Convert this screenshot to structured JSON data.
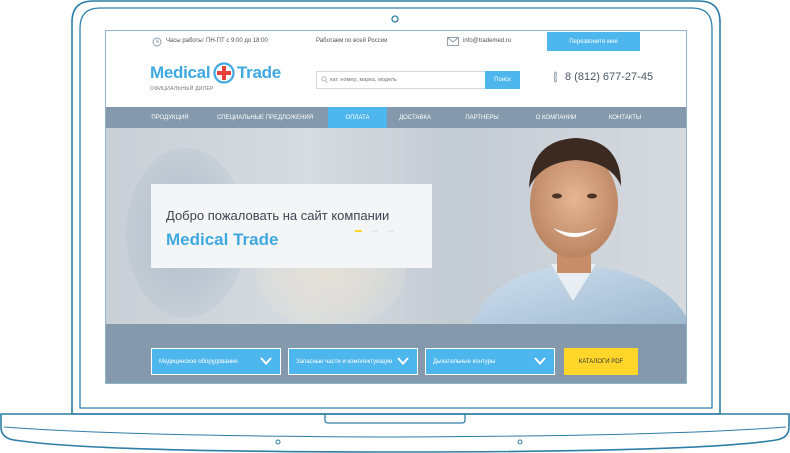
{
  "topbar": {
    "hours": "Часы работы: ПН-ПТ с 9:00 до 18:00",
    "region": "Работаем по всей России",
    "email": "info@trademed.ru",
    "callback_label": "Перезвоните мне"
  },
  "logo": {
    "word1": "Medical",
    "word2": "Trade",
    "subtitle": "ОФИЦИАЛЬНЫЙ ДИЛЕР"
  },
  "search": {
    "placeholder": "кат. номер, марка, модель",
    "button_label": "Поиск"
  },
  "phone": "8 (812) 677-27-45",
  "nav": {
    "items": [
      {
        "label": "ПРОДУКЦИЯ",
        "active": false
      },
      {
        "label": "СПЕЦИАЛЬНЫЕ ПРЕДЛОЖЕНИЯ",
        "active": false
      },
      {
        "label": "ОПЛАТА",
        "active": true
      },
      {
        "label": "ДОСТАВКА",
        "active": false
      },
      {
        "label": "ПАРТНЕРЫ",
        "active": false
      },
      {
        "label": "О КОМПАНИИ",
        "active": false
      },
      {
        "label": "КОНТАКТЫ",
        "active": false
      }
    ]
  },
  "hero": {
    "welcome_line1": "Добро пожаловать на сайт компании",
    "welcome_line2": "Medical Trade",
    "slide_count": 3,
    "active_slide": 1
  },
  "filters": [
    {
      "label": "Медицинское оборудование"
    },
    {
      "label": "Запасные части и комплектующие"
    },
    {
      "label": "Дыхательные контуры"
    }
  ],
  "catalog_button": "КАТАЛОГИ PDF",
  "colors": {
    "accent": "#4db6ec",
    "nav_bg": "#8499ab",
    "catalog_yellow": "#ffd629",
    "frame_stroke": "#2e7fa6"
  },
  "icons": {
    "clock": "clock-icon",
    "mail": "mail-icon",
    "search": "search-icon",
    "phone": "phone-icon",
    "chevron": "chevron-down-icon",
    "logo_cross": "medical-cross-icon"
  }
}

REQUIRED TASK: Every record above should be written out again without change, except that the pictures are left out.

CORRECT ANSWER:
Convert this screenshot to structured JSON data.
{
  "topbar": {
    "hours": "Часы работы: ПН-ПТ с 9:00 до 18:00",
    "region": "Работаем по всей России",
    "email": "info@trademed.ru",
    "callback_label": "Перезвоните мне"
  },
  "logo": {
    "word1": "Medical",
    "word2": "Trade",
    "subtitle": "ОФИЦИАЛЬНЫЙ ДИЛЕР"
  },
  "search": {
    "placeholder": "кат. номер, марка, модель",
    "button_label": "Поиск"
  },
  "phone": "8 (812) 677-27-45",
  "nav": {
    "items": [
      {
        "label": "ПРОДУКЦИЯ",
        "active": false
      },
      {
        "label": "СПЕЦИАЛЬНЫЕ ПРЕДЛОЖЕНИЯ",
        "active": false
      },
      {
        "label": "ОПЛАТА",
        "active": true
      },
      {
        "label": "ДОСТАВКА",
        "active": false
      },
      {
        "label": "ПАРТНЕРЫ",
        "active": false
      },
      {
        "label": "О КОМПАНИИ",
        "active": false
      },
      {
        "label": "КОНТАКТЫ",
        "active": false
      }
    ]
  },
  "hero": {
    "welcome_line1": "Добро пожаловать на сайт компании",
    "welcome_line2": "Medical Trade",
    "slide_count": 3,
    "active_slide": 1
  },
  "filters": [
    {
      "label": "Медицинское оборудование"
    },
    {
      "label": "Запасные части и комплектующие"
    },
    {
      "label": "Дыхательные контуры"
    }
  ],
  "catalog_button": "КАТАЛОГИ PDF",
  "colors": {
    "accent": "#4db6ec",
    "nav_bg": "#8499ab",
    "catalog_yellow": "#ffd629",
    "frame_stroke": "#2e7fa6"
  },
  "icons": {
    "clock": "clock-icon",
    "mail": "mail-icon",
    "search": "search-icon",
    "phone": "phone-icon",
    "chevron": "chevron-down-icon",
    "logo_cross": "medical-cross-icon"
  }
}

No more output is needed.